**Passage to read:**
A jury has selected 13 titles to vie for the prestigious literary award for the best Canadian work of fiction in English (or translated into English) published in the last year.
A short list of six finalists will be named Oct. 1.
The full list of contenders is:
- Marjorie Celona, born in Vancouver, now in Cincinnati, for Y (Hamish Hamilton).
- Lauren B. Davis, born in Montreal, now in Princeton, N.J., for Our Daily Bread (HarperCollins Canada).
- Cary Fagan of Toronto, for My Life Among the Apes (Cormorant Books).
- Will Ferguson of Calgary, for 419, (Viking Canada).
- Robert Hough of Toronto for Dr. Brinkley's Tower (House of Anansi Press).
- Billie Livingston of Vancouver, for One Good Hustle (Random House).
- Annabel Lyon of Vancouver for her novel The Sweet Girl (Random House).
- Alix Ohlin, born in Montreal, now in Easton, Penn., for Inside, (House of Anansi Press)

**Extracted records:**
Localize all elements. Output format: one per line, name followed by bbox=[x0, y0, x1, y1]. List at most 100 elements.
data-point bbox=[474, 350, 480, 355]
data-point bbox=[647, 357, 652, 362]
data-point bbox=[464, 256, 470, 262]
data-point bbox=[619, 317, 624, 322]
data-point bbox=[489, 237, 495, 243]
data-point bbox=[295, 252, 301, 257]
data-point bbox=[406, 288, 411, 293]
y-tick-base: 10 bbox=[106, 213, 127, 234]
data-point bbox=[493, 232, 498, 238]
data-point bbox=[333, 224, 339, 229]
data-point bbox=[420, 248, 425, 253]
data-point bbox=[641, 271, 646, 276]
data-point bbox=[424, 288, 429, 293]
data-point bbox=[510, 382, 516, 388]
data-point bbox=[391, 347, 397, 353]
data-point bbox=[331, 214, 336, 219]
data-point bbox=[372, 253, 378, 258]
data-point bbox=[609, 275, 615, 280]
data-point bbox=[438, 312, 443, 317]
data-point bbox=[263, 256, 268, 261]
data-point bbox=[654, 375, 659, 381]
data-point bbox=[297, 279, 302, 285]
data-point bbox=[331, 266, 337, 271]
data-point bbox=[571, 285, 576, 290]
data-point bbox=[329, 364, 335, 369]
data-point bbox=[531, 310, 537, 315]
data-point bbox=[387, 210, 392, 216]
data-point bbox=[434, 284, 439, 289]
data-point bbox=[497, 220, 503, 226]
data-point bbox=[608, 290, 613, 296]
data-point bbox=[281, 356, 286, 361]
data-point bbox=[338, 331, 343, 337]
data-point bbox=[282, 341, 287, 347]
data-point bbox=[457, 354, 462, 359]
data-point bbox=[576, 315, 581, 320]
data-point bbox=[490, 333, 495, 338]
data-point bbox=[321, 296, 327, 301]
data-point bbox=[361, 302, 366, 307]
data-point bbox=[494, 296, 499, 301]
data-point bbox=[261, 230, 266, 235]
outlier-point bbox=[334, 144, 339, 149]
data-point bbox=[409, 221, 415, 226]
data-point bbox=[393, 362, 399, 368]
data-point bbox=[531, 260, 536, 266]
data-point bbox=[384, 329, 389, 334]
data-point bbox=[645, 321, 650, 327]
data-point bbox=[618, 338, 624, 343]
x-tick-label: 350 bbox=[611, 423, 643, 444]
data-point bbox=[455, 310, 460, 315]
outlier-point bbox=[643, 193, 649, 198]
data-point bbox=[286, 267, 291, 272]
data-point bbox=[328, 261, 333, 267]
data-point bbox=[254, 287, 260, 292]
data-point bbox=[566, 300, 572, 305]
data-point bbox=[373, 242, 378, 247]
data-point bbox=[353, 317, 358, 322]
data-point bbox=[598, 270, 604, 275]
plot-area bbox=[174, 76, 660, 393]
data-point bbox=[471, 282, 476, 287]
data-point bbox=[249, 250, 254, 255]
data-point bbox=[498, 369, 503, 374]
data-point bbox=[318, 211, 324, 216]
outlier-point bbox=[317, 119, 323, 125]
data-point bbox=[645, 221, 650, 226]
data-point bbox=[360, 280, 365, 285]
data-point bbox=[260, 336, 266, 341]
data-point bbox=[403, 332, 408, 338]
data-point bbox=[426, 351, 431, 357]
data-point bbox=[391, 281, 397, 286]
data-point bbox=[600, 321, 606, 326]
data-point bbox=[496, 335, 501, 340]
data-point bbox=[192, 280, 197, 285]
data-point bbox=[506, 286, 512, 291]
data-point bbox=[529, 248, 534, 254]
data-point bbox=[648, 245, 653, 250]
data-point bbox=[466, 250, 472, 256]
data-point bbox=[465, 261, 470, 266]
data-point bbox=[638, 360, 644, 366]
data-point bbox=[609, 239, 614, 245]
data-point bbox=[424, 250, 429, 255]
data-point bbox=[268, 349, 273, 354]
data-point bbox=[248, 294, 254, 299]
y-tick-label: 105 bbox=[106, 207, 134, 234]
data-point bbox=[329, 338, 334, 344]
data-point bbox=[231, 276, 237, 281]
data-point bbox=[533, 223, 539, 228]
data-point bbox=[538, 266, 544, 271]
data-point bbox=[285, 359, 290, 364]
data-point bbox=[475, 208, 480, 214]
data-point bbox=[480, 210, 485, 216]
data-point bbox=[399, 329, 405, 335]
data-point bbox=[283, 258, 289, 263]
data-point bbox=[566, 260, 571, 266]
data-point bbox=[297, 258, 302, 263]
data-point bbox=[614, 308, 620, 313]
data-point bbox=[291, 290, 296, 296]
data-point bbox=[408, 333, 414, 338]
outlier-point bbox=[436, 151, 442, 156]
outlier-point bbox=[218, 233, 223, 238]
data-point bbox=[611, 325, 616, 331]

**Exercise requirements:** According to the passage on the fiction award, on what date will the short list of six finalists be named? The records have no connection to the passage on the fiction award.

**Exercise result:** Oct. 1